Stored data entries:
+ + +
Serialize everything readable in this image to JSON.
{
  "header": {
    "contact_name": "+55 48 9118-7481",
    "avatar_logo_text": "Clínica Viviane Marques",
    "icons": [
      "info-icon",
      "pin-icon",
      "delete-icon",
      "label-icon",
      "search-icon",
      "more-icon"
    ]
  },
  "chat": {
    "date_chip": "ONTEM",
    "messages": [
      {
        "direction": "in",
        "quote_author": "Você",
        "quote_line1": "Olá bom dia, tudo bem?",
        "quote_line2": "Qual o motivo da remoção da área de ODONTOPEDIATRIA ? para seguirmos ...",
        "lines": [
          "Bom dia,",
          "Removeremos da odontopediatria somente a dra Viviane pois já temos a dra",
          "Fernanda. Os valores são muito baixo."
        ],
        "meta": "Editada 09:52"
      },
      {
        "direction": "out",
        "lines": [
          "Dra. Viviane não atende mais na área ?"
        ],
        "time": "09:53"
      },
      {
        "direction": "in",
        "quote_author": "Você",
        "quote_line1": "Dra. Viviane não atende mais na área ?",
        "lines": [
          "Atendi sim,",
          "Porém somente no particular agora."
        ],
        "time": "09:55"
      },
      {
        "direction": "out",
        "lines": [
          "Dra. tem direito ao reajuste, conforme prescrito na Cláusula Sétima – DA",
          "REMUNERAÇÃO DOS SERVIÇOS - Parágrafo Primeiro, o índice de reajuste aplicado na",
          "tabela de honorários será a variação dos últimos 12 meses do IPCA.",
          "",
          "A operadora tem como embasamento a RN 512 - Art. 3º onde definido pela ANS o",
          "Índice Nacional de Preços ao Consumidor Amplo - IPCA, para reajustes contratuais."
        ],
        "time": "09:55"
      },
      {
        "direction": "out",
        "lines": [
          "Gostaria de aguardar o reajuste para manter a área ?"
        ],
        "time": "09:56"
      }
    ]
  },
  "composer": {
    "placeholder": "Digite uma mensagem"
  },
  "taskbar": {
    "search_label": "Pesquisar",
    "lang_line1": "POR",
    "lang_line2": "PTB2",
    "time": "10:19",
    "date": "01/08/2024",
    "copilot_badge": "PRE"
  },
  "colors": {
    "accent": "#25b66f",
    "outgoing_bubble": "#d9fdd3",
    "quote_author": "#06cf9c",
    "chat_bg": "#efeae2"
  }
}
+ + +
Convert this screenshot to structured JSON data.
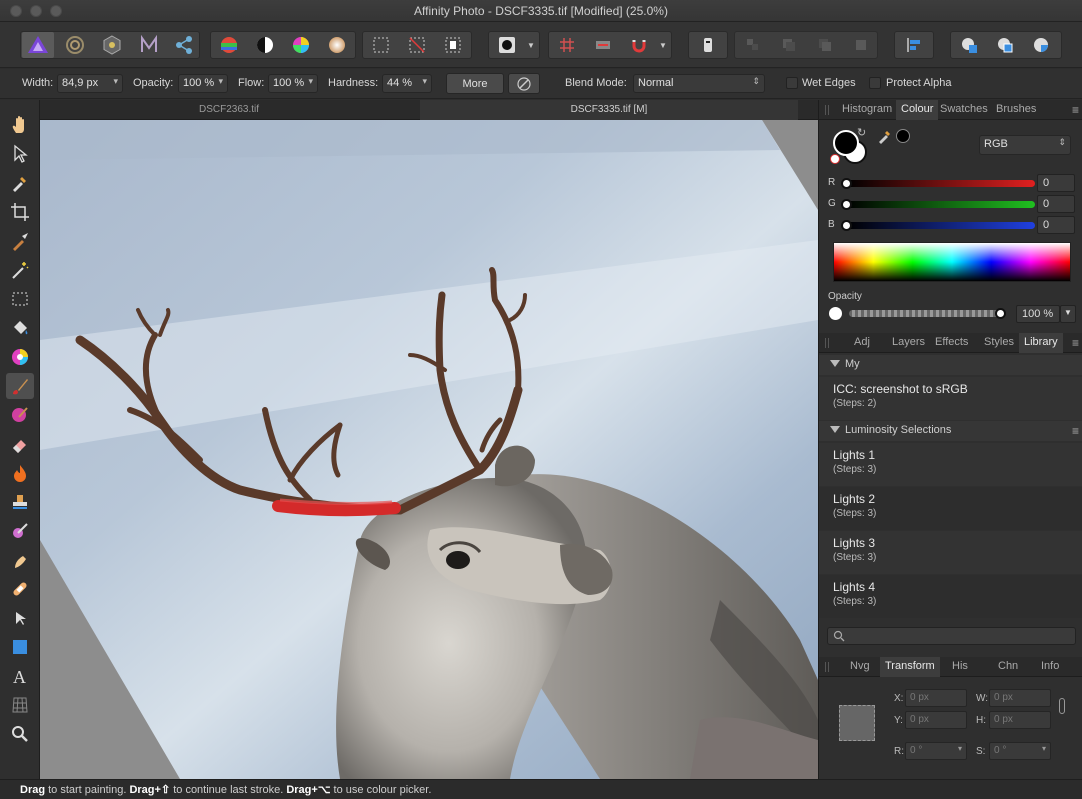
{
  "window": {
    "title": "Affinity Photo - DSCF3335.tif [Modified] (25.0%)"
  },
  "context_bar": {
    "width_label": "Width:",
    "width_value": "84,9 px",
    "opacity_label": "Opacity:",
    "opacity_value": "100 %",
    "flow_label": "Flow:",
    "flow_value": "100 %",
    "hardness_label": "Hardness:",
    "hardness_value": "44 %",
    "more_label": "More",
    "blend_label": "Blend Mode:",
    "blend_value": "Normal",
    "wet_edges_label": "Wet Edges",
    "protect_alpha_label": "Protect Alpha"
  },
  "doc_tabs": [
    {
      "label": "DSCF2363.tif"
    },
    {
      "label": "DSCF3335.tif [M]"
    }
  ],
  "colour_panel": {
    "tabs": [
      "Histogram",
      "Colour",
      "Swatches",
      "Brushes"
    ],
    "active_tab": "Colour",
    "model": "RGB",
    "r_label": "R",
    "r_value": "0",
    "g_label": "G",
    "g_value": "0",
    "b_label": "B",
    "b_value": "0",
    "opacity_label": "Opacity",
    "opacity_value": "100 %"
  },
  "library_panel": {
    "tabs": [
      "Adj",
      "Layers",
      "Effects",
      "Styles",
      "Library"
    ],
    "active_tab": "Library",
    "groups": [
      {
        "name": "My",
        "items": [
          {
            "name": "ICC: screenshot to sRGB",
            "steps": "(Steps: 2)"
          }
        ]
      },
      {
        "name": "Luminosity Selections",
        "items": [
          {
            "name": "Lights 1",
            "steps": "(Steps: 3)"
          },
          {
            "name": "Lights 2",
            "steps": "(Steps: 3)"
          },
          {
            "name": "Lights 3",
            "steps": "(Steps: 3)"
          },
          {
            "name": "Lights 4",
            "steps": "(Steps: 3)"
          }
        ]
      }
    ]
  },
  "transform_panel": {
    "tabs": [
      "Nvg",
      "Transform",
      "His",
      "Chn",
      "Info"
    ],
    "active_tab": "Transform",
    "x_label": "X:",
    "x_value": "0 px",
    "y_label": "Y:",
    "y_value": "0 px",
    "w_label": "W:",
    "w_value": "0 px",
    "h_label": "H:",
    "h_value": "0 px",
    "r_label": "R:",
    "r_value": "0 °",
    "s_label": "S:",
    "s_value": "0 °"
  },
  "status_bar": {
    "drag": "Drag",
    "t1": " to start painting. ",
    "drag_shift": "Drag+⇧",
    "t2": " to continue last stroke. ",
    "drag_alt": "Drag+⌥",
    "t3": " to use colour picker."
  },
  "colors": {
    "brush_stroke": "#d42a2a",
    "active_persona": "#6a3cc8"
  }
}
+ + +
» **EXERCISE INSTRUCTIONS**
List every line above that contains the word "Drag".

» **RESPONSE TO THE EXERCISE**
    "drag": "Drag",
    "drag_shift": "Drag+⇧",
    "drag_alt": "Drag+⌥",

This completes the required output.